>> Begin STORED DATA
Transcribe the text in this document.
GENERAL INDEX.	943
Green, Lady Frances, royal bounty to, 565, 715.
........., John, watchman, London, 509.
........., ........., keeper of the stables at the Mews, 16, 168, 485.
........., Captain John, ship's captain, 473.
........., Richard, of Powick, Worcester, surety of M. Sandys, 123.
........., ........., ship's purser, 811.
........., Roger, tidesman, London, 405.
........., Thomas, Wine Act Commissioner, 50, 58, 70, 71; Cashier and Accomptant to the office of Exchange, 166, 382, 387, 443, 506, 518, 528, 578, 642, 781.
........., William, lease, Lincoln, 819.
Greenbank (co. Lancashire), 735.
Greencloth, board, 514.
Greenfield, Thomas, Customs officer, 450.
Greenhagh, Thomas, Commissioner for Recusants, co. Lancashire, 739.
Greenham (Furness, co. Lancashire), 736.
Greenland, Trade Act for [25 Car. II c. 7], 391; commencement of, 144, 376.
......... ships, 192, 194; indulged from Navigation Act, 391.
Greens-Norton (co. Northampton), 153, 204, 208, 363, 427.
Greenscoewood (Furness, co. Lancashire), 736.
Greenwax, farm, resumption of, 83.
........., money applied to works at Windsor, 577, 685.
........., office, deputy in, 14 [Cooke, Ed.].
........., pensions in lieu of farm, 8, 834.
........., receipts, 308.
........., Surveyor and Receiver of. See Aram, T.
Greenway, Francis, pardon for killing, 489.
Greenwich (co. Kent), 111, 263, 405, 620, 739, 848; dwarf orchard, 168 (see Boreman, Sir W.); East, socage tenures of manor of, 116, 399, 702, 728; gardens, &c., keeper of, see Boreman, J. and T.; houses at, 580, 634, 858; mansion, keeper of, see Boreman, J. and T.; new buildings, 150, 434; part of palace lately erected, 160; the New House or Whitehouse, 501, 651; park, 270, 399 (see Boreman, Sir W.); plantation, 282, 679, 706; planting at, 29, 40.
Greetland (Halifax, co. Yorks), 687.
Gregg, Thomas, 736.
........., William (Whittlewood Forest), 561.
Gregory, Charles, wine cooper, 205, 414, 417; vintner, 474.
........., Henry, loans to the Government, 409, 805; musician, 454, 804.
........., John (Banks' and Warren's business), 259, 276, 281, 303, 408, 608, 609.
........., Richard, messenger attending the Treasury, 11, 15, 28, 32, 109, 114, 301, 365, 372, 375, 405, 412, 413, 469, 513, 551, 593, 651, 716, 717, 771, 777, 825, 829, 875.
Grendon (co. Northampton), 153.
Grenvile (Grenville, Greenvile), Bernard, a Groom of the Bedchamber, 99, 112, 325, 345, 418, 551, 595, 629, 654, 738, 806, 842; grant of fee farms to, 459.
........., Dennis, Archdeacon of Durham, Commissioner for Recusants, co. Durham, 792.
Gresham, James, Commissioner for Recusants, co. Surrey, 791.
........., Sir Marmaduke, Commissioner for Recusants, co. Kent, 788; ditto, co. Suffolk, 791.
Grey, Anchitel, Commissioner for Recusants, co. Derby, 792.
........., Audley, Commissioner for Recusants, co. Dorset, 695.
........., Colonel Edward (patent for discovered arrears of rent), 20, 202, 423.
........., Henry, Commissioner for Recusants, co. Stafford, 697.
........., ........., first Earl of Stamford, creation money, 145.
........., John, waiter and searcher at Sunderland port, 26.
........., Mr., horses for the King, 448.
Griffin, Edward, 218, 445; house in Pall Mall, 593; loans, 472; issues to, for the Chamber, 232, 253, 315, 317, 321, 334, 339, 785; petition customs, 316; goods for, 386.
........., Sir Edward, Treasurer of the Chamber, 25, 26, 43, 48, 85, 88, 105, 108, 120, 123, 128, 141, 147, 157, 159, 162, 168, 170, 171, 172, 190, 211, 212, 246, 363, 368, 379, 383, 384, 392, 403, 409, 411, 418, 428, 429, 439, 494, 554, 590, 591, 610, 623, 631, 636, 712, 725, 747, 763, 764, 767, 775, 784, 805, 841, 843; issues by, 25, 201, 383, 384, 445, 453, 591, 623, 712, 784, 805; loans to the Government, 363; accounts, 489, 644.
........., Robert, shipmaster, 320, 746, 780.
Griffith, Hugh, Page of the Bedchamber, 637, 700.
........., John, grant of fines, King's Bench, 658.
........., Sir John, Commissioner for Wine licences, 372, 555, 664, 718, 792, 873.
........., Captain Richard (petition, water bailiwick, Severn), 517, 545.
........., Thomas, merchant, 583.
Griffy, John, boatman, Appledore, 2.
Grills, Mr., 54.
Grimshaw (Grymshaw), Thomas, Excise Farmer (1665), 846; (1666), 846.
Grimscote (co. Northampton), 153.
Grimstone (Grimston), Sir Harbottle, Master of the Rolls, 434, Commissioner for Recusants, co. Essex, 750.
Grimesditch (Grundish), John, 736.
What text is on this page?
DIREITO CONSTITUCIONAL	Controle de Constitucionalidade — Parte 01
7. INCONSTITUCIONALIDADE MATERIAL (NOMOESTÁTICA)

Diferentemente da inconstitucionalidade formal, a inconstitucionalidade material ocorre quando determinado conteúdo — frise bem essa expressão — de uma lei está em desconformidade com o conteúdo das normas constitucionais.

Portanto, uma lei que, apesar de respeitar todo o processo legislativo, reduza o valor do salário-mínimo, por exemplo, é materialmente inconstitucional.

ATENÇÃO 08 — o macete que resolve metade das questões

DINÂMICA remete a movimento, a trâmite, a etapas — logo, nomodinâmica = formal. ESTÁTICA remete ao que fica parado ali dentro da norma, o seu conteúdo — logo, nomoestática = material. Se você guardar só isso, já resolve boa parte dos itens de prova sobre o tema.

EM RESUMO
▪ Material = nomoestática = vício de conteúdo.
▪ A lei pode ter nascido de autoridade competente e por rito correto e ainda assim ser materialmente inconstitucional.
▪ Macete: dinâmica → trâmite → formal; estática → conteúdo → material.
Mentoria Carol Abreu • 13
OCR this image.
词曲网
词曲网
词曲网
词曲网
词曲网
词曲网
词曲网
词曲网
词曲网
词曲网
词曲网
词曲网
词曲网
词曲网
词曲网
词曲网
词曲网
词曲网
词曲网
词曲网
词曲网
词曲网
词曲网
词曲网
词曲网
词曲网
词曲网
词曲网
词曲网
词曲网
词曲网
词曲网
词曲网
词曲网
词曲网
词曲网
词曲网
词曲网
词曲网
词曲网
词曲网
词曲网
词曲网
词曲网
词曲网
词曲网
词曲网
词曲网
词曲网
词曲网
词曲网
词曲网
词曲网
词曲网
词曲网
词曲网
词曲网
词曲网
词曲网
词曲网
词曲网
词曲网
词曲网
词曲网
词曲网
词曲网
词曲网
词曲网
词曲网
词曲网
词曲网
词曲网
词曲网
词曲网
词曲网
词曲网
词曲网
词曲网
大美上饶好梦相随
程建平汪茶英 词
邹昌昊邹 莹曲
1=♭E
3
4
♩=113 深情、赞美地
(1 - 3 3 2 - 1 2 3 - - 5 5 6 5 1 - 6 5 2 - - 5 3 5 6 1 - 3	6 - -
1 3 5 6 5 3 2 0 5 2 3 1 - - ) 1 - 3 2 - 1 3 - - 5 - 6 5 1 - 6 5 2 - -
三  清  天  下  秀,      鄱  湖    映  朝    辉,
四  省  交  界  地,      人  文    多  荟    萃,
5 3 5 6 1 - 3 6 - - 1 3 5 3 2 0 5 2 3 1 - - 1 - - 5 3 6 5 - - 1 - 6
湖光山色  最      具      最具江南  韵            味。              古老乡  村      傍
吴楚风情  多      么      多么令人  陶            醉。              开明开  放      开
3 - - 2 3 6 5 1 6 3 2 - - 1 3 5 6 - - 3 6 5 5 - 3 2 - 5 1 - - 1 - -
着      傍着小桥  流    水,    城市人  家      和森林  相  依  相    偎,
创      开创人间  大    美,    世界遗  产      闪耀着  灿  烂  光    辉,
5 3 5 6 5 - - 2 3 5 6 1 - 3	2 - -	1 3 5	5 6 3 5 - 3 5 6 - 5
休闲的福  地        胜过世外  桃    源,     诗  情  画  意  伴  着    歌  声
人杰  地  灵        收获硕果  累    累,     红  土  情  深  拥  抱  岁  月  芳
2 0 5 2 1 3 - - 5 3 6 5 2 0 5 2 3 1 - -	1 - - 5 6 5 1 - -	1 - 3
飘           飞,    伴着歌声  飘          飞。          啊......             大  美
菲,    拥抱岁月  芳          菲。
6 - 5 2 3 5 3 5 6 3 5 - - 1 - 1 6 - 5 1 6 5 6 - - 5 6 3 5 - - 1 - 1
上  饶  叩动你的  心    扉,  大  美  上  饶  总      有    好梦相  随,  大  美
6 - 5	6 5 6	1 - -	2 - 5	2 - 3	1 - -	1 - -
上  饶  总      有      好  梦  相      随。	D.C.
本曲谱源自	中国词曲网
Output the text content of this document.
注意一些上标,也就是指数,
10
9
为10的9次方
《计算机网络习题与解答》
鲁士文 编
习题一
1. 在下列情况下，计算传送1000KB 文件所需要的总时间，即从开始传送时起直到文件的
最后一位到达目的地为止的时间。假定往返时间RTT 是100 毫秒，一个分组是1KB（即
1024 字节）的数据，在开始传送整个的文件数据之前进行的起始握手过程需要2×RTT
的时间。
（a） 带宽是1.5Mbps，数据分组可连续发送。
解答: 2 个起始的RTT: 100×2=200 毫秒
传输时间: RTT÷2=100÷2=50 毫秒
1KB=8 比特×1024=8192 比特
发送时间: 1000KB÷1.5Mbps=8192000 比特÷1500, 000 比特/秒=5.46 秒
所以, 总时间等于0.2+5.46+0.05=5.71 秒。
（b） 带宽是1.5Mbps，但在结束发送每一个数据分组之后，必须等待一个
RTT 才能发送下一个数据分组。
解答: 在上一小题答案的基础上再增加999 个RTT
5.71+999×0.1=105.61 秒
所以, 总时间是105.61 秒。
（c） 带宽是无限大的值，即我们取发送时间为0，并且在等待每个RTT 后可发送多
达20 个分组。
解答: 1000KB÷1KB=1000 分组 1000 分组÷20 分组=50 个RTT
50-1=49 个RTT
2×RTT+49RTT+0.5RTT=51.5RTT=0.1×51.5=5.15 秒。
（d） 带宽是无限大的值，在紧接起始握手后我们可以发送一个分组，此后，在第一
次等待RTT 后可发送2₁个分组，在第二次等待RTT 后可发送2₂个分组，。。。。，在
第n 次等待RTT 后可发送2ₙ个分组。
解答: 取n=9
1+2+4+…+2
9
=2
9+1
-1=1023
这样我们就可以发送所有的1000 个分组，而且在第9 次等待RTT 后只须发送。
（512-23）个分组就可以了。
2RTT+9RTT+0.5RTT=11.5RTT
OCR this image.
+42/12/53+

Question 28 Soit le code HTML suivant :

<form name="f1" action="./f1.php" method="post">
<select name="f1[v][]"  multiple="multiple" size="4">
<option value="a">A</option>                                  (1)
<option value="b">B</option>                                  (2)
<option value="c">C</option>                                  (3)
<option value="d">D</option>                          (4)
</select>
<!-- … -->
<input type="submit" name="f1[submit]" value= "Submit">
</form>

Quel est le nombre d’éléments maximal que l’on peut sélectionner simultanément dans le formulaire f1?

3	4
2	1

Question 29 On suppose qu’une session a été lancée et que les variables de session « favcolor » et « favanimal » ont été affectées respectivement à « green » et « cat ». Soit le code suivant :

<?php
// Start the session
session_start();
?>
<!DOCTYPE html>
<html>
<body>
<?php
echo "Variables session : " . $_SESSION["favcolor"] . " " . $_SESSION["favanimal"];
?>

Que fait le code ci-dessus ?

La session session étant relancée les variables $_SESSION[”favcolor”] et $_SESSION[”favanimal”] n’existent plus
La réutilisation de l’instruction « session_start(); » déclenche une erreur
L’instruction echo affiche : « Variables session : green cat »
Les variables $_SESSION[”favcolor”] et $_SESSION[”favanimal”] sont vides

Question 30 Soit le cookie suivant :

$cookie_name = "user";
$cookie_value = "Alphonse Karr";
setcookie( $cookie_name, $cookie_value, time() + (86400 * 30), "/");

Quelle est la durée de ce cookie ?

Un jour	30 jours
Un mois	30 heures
>> End STORED DATA
*WHAT IS REQUIRED*
Find the word "带宽是无限大的值" in the data and copy out each line where it turns up.

*WRITTEN ANSWER*
（c） 带宽是无限大的值，即我们取发送时间为0，并且在等待每个RTT 后可发送多
（d） 带宽是无限大的值，在紧接起始握手后我们可以发送一个分组，此后，在第一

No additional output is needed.